━━━━━ DATA EXTRACT
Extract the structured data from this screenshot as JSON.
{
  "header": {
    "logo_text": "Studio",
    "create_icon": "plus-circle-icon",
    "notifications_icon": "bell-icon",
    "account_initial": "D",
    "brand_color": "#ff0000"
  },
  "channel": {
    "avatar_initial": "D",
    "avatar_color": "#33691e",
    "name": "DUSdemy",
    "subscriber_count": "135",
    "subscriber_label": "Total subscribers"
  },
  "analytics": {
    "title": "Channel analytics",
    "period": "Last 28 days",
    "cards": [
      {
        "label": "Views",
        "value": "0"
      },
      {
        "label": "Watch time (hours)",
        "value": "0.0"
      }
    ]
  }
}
━━━━━━━━━━
━━━━━ DATA EXTRACT
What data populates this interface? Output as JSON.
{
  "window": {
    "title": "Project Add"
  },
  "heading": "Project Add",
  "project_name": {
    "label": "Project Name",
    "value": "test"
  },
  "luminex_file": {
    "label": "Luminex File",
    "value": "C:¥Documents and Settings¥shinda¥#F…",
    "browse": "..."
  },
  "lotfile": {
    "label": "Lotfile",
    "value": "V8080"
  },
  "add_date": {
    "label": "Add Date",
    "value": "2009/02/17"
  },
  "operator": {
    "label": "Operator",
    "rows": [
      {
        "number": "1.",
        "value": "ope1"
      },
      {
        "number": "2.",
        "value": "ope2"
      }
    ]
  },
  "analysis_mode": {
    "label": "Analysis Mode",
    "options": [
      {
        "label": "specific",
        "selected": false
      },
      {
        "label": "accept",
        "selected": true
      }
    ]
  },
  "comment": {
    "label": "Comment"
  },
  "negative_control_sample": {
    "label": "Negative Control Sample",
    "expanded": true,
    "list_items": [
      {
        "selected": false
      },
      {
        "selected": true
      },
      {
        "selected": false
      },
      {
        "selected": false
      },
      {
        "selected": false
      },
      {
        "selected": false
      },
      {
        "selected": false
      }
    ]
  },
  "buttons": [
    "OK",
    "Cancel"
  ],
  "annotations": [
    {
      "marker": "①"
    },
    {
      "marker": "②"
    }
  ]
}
━━━━━━━━━━
## OBJECTIVE:
Each line that contains the string "title" counts once; report how many such lines the entries have, giving only the number.

## OUTPUT OF THE TASK:
2